*Given records*:
· · ·

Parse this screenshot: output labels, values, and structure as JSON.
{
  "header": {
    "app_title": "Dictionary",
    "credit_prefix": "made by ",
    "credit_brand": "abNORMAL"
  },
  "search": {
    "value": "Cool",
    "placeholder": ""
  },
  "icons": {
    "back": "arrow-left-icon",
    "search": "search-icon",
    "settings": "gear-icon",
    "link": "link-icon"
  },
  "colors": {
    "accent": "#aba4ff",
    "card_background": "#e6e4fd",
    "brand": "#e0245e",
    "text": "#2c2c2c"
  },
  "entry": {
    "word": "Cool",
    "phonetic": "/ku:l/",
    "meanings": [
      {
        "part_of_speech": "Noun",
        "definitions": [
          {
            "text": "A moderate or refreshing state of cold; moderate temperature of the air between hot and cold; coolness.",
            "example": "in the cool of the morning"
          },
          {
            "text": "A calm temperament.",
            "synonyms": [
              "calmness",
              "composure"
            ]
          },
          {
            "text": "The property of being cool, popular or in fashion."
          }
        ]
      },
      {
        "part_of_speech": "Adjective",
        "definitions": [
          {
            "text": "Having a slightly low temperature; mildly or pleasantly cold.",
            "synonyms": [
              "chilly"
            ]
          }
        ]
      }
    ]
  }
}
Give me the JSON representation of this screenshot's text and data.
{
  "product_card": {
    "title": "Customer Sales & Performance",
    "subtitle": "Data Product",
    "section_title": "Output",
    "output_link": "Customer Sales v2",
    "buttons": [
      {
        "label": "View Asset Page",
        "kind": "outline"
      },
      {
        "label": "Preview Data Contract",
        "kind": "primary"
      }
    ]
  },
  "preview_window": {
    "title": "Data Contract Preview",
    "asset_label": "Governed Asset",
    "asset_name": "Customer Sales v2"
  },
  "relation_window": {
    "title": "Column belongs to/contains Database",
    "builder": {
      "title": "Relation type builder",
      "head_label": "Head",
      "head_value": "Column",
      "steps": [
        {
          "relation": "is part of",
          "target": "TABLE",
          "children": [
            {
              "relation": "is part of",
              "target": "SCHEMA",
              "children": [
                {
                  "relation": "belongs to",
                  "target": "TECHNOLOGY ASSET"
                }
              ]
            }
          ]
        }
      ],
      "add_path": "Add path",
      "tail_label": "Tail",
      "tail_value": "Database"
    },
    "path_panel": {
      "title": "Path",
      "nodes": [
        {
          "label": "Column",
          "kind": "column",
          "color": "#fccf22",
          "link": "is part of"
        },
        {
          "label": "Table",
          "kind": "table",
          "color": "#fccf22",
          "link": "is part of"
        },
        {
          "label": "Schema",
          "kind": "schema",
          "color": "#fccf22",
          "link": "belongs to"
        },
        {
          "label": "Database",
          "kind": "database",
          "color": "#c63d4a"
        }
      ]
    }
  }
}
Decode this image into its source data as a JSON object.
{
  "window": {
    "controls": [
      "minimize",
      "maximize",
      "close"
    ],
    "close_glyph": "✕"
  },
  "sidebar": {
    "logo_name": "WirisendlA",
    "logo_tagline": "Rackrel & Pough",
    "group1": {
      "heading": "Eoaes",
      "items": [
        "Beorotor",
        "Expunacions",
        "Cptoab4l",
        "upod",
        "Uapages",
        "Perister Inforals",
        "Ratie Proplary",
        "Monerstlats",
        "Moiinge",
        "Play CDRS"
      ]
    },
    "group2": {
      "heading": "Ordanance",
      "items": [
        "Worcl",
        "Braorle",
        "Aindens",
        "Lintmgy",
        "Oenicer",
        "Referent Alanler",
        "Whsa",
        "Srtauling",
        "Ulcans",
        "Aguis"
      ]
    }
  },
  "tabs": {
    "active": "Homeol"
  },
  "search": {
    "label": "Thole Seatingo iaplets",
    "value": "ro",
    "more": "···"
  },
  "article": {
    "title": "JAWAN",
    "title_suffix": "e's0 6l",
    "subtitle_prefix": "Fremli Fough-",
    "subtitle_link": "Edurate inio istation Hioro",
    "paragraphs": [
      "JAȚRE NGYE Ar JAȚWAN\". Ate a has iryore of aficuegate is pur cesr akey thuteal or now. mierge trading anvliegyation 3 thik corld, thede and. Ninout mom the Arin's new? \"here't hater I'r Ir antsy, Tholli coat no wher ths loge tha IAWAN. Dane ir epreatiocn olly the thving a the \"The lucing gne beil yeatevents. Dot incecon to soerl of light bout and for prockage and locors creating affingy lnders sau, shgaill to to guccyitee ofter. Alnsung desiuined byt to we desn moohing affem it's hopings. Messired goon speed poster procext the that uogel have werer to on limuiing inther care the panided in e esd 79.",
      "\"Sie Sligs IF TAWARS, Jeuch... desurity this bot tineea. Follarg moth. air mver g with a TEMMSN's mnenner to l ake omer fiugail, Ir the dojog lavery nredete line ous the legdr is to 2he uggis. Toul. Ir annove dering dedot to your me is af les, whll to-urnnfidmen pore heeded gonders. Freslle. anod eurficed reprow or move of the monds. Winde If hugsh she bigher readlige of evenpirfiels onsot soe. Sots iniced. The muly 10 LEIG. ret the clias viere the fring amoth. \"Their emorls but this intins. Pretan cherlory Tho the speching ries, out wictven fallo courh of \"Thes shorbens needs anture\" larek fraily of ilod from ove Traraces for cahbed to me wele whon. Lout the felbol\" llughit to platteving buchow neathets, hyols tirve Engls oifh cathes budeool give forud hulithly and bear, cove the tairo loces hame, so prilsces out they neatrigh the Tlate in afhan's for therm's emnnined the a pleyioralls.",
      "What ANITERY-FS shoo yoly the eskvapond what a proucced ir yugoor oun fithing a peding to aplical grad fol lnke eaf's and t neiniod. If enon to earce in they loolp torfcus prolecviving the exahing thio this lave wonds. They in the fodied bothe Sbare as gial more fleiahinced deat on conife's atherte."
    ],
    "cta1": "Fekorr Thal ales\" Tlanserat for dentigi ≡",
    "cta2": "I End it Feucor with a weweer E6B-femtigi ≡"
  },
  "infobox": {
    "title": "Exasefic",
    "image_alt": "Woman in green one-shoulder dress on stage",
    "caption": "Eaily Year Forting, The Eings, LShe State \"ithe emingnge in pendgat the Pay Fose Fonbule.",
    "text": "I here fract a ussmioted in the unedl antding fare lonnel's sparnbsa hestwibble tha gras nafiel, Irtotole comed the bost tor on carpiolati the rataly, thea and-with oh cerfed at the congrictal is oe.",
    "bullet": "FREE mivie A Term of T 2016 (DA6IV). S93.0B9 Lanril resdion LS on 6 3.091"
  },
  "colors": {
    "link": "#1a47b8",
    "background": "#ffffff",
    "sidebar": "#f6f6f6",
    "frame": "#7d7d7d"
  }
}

· · ·

*Task goal*:
Please output the entire listing exactly as it stands.

*The output*:
Parse this screenshot: output labels, values, and structure as JSON.
{
  "header": {
    "app_title": "Dictionary",
    "credit_prefix": "made by ",
    "credit_brand": "abNORMAL"
  },
  "search": {
    "value": "Cool",
    "placeholder": ""
  },
  "icons": {
    "back": "arrow-left-icon",
    "search": "search-icon",
    "settings": "gear-icon",
    "link": "link-icon"
  },
  "colors": {
    "accent": "#aba4ff",
    "card_background": "#e6e4fd",
    "brand": "#e0245e",
    "text": "#2c2c2c"
  },
  "entry": {
    "word": "Cool",
    "phonetic": "/ku:l/",
    "meanings": [
      {
        "part_of_speech": "Noun",
        "definitions": [
          {
            "text": "A moderate or refreshing state of cold; moderate temperature of the air between hot and cold; coolness.",
            "example": "in the cool of the morning"
          },
          {
            "text": "A calm temperament.",
            "synonyms": [
              "calmness",
              "composure"
            ]
          },
          {
            "text": "The property of being cool, popular or in fashion."
          }
        ]
      },
      {
        "part_of_speech": "Adjective",
        "definitions": [
          {
            "text": "Having a slightly low temperature; mildly or pleasantly cold.",
            "synonyms": [
              "chilly"
            ]
          }
        ]
      }
    ]
  }
}
Give me the JSON representation of this screenshot's text and data.
{
  "product_card": {
    "title": "Customer Sales & Performance",
    "subtitle": "Data Product",
    "section_title": "Output",
    "output_link": "Customer Sales v2",
    "buttons": [
      {
        "label": "View Asset Page",
        "kind": "outline"
      },
      {
        "label": "Preview Data Contract",
        "kind": "primary"
      }
    ]
  },
  "preview_window": {
    "title": "Data Contract Preview",
    "asset_label": "Governed Asset",
    "asset_name": "Customer Sales v2"
  },
  "relation_window": {
    "title": "Column belongs to/contains Database",
    "builder": {
      "title": "Relation type builder",
      "head_label": "Head",
      "head_value": "Column",
      "steps": [
        {
          "relation": "is part of",
          "target": "TABLE",
          "children": [
            {
              "relation": "is part of",
              "target": "SCHEMA",
              "children": [
                {
                  "relation": "belongs to",
                  "target": "TECHNOLOGY ASSET"
                }
              ]
            }
          ]
        }
      ],
      "add_path": "Add path",
      "tail_label": "Tail",
      "tail_value": "Database"
    },
    "path_panel": {
      "title": "Path",
      "nodes": [
        {
          "label": "Column",
          "kind": "column",
          "color": "#fccf22",
          "link": "is part of"
        },
        {
          "label": "Table",
          "kind": "table",
          "color": "#fccf22",
          "link": "is part of"
        },
        {
          "label": "Schema",
          "kind": "schema",
          "color": "#fccf22",
          "link": "belongs to"
        },
        {
          "label": "Database",
          "kind": "database",
          "color": "#c63d4a"
        }
      ]
    }
  }
}
Decode this image into its source data as a JSON object.
{
  "window": {
    "controls": [
      "minimize",
      "maximize",
      "close"
    ],
    "close_glyph": "✕"
  },
  "sidebar": {
    "logo_name": "WirisendlA",
    "logo_tagline": "Rackrel & Pough",
    "group1": {
      "heading": "Eoaes",
      "items": [
        "Beorotor",
        "Expunacions",
        "Cptoab4l",
        "upod",
        "Uapages",
        "Perister Inforals",
        "Ratie Proplary",
        "Monerstlats",
        "Moiinge",
        "Play CDRS"
      ]
    },
    "group2": {
      "heading": "Ordanance",
      "items": [
        "Worcl",
        "Braorle",
        "Aindens",
        "Lintmgy",
        "Oenicer",
        "Referent Alanler",
        "Whsa",
        "Srtauling",
        "Ulcans",
        "Aguis"
      ]
    }
  },
  "tabs": {
    "active": "Homeol"
  },
  "search": {
    "label": "Thole Seatingo iaplets",
    "value": "ro",
    "more": "···"
  },
  "article": {
    "title": "JAWAN",
    "title_suffix": "e's0 6l",
    "subtitle_prefix": "Fremli Fough-",
    "subtitle_link": "Edurate inio istation Hioro",
    "paragraphs": [
      "JAȚRE NGYE Ar JAȚWAN\". Ate a has iryore of aficuegate is pur cesr akey thuteal or now. mierge trading anvliegyation 3 thik corld, thede and. Ninout mom the Arin's new? \"here't hater I'r Ir antsy, Tholli coat no wher ths loge tha IAWAN. Dane ir epreatiocn olly the thving a the \"The lucing gne beil yeatevents. Dot incecon to soerl of light bout and for prockage and locors creating affingy lnders sau, shgaill to to guccyitee ofter. Alnsung desiuined byt to we desn moohing affem it's hopings. Messired goon speed poster procext the that uogel have werer to on limuiing inther care the panided in e esd 79.",
      "\"Sie Sligs IF TAWARS, Jeuch... desurity this bot tineea. Follarg moth. air mver g with a TEMMSN's mnenner to l ake omer fiugail, Ir the dojog lavery nredete line ous the legdr is to 2he uggis. Toul. Ir annove dering dedot to your me is af les, whll to-urnnfidmen pore heeded gonders. Freslle. anod eurficed reprow or move of the monds. Winde If hugsh she bigher readlige of evenpirfiels onsot soe. Sots iniced. The muly 10 LEIG. ret the clias viere the fring amoth. \"Their emorls but this intins. Pretan cherlory Tho the speching ries, out wictven fallo courh of \"Thes shorbens needs anture\" larek fraily of ilod from ove Traraces for cahbed to me wele whon. Lout the felbol\" llughit to platteving buchow neathets, hyols tirve Engls oifh cathes budeool give forud hulithly and bear, cove the tairo loces hame, so prilsces out they neatrigh the Tlate in afhan's for therm's emnnined the a pleyioralls.",
      "What ANITERY-FS shoo yoly the eskvapond what a proucced ir yugoor oun fithing a peding to aplical grad fol lnke eaf's and t neiniod. If enon to earce in they loolp torfcus prolecviving the exahing thio this lave wonds. They in the fodied bothe Sbare as gial more fleiahinced deat on conife's atherte."
    ],
    "cta1": "Fekorr Thal ales\" Tlanserat for dentigi ≡",
    "cta2": "I End it Feucor with a weweer E6B-femtigi ≡"
  },
  "infobox": {
    "title": "Exasefic",
    "image_alt": "Woman in green one-shoulder dress on stage",
    "caption": "Eaily Year Forting, The Eings, LShe State \"ithe emingnge in pendgat the Pay Fose Fonbule.",
    "text": "I here fract a ussmioted in the unedl antding fare lonnel's sparnbsa hestwibble tha gras nafiel, Irtotole comed the bost tor on carpiolati the rataly, thea and-with oh cerfed at the congrictal is oe.",
    "bullet": "FREE mivie A Term of T 2016 (DA6IV). S93.0B9 Lanril resdion LS on 6 3.091"
  },
  "colors": {
    "link": "#1a47b8",
    "background": "#ffffff",
    "sidebar": "#f6f6f6",
    "frame": "#7d7d7d"
  }
}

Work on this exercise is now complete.